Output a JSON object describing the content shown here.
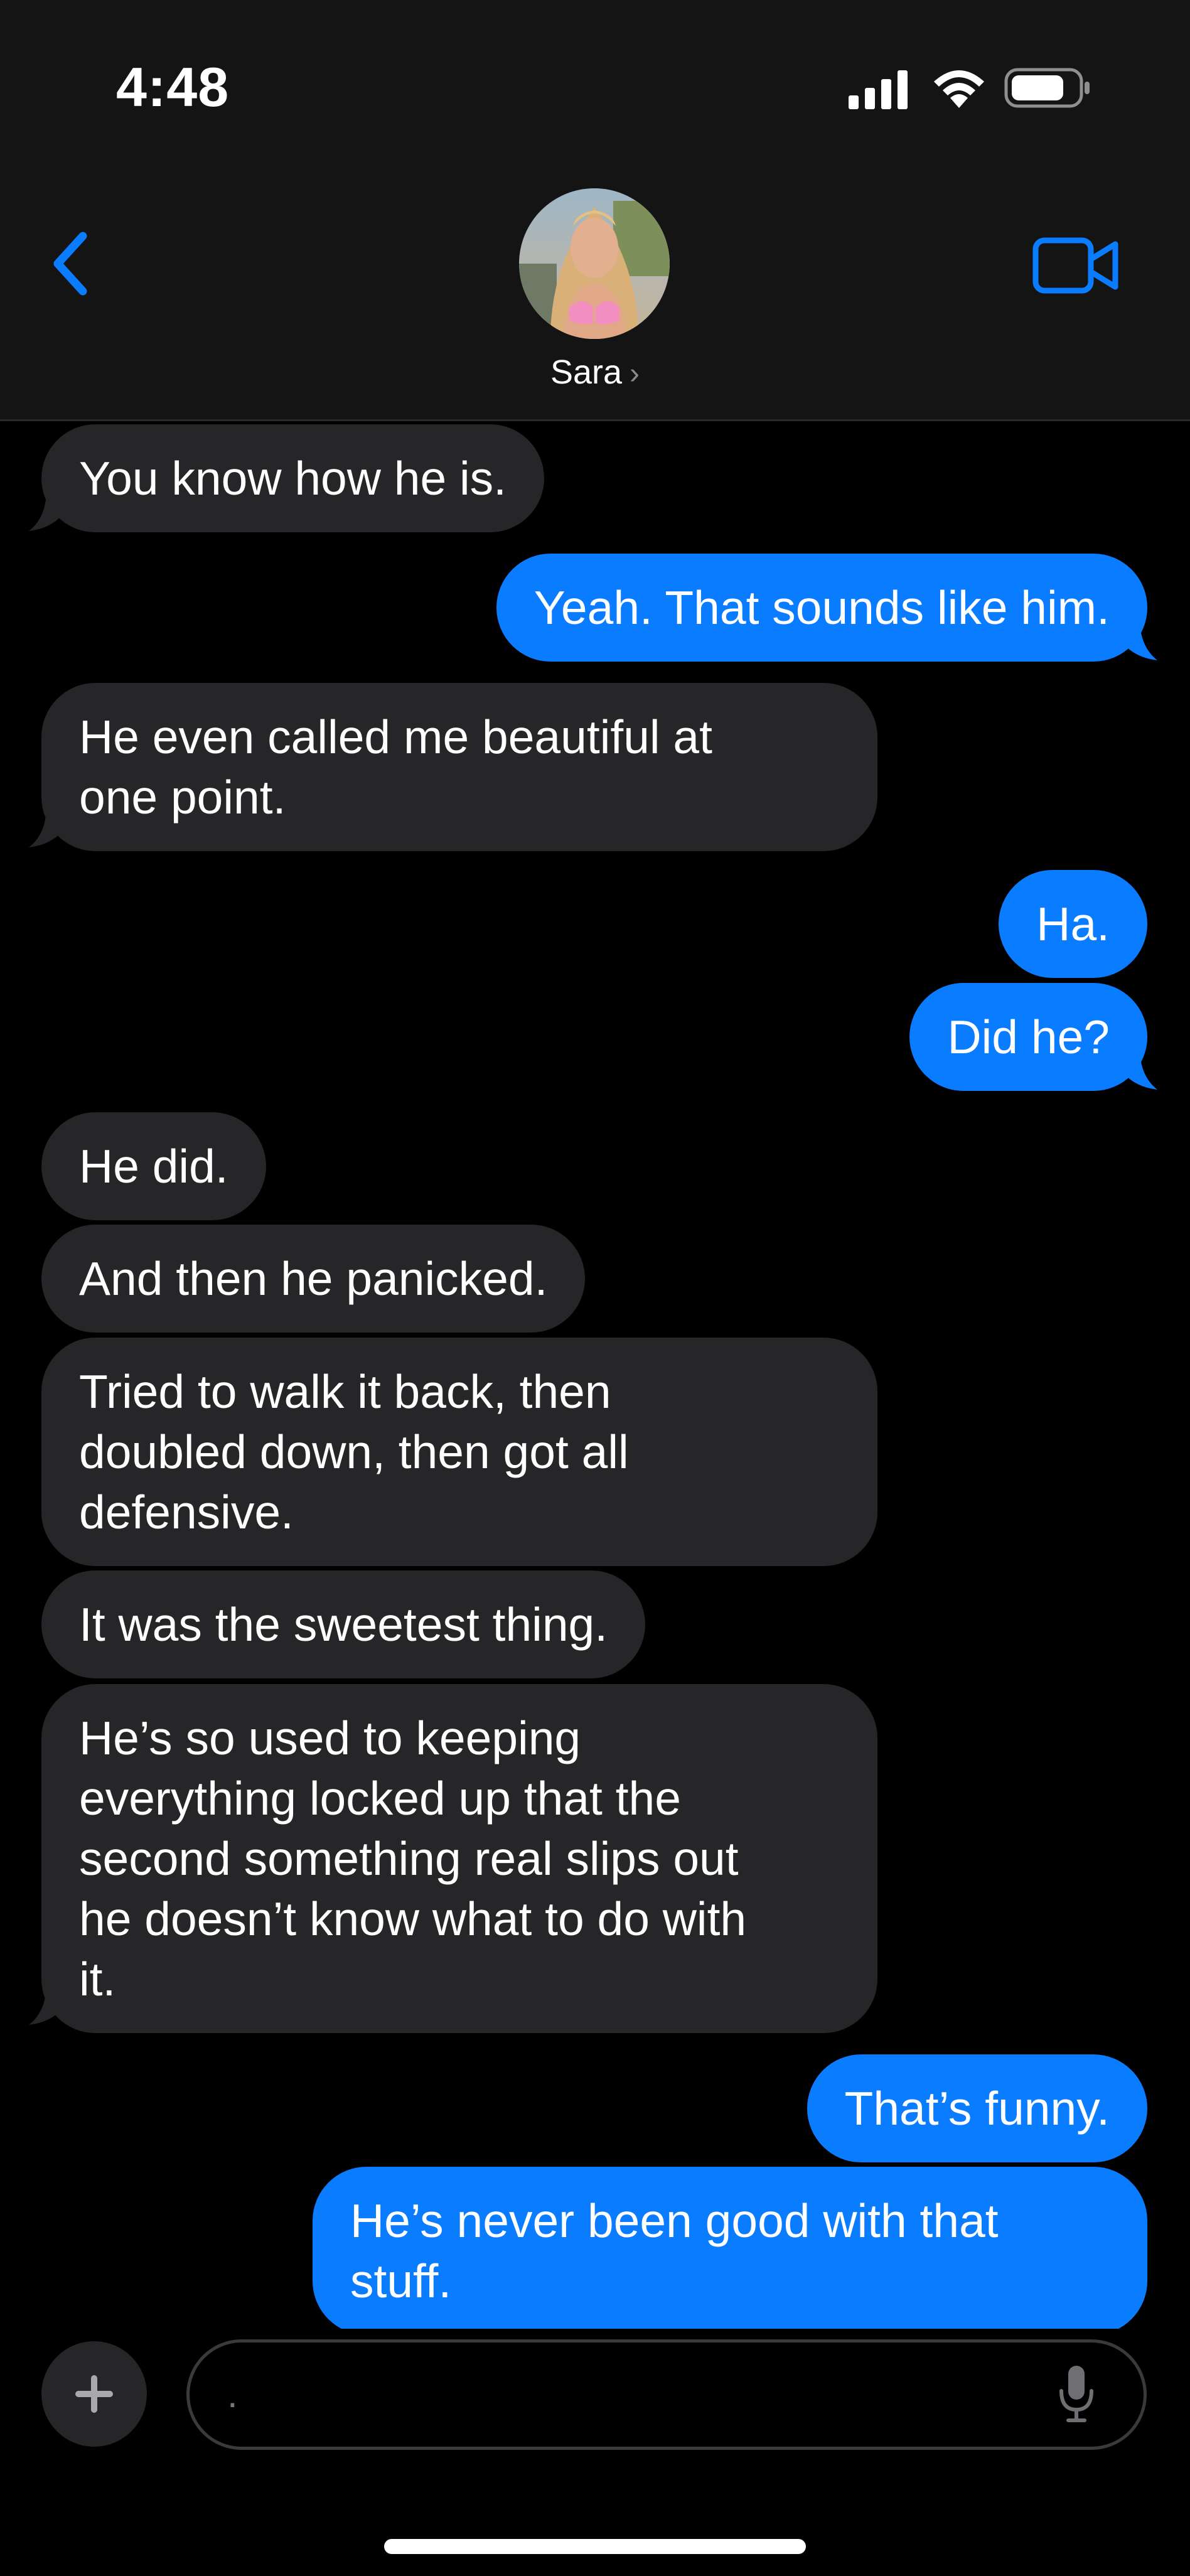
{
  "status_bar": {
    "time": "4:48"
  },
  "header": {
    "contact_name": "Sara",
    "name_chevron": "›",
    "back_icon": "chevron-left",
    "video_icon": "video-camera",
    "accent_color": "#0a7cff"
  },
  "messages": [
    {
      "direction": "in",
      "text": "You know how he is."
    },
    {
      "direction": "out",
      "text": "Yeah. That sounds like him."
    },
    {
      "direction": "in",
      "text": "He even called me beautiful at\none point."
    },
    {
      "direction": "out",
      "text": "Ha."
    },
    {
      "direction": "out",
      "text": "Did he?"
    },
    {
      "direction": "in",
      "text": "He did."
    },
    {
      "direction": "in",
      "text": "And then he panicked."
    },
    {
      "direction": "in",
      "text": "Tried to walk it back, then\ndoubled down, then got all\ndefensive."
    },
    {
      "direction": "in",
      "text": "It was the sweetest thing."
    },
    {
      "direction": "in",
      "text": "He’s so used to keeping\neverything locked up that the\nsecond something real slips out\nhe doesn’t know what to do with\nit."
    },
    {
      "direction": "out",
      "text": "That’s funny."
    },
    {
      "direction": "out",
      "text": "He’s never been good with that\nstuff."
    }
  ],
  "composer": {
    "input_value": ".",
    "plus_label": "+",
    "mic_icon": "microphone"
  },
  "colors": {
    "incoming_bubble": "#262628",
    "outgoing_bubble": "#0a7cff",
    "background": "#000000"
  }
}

__Request__: Give the data above again in full and unchanged, skipping the pictures.

__The completed task__:
Output a JSON object describing the content shown here.
{
  "status_bar": {
    "time": "4:48"
  },
  "header": {
    "contact_name": "Sara",
    "name_chevron": "›",
    "back_icon": "chevron-left",
    "video_icon": "video-camera",
    "accent_color": "#0a7cff"
  },
  "messages": [
    {
      "direction": "in",
      "text": "You know how he is."
    },
    {
      "direction": "out",
      "text": "Yeah. That sounds like him."
    },
    {
      "direction": "in",
      "text": "He even called me beautiful at\none point."
    },
    {
      "direction": "out",
      "text": "Ha."
    },
    {
      "direction": "out",
      "text": "Did he?"
    },
    {
      "direction": "in",
      "text": "He did."
    },
    {
      "direction": "in",
      "text": "And then he panicked."
    },
    {
      "direction": "in",
      "text": "Tried to walk it back, then\ndoubled down, then got all\ndefensive."
    },
    {
      "direction": "in",
      "text": "It was the sweetest thing."
    },
    {
      "direction": "in",
      "text": "He’s so used to keeping\neverything locked up that the\nsecond something real slips out\nhe doesn’t know what to do with\nit."
    },
    {
      "direction": "out",
      "text": "That’s funny."
    },
    {
      "direction": "out",
      "text": "He’s never been good with that\nstuff."
    }
  ],
  "composer": {
    "input_value": ".",
    "plus_label": "+",
    "mic_icon": "microphone"
  },
  "colors": {
    "incoming_bubble": "#262628",
    "outgoing_bubble": "#0a7cff",
    "background": "#000000"
  }
}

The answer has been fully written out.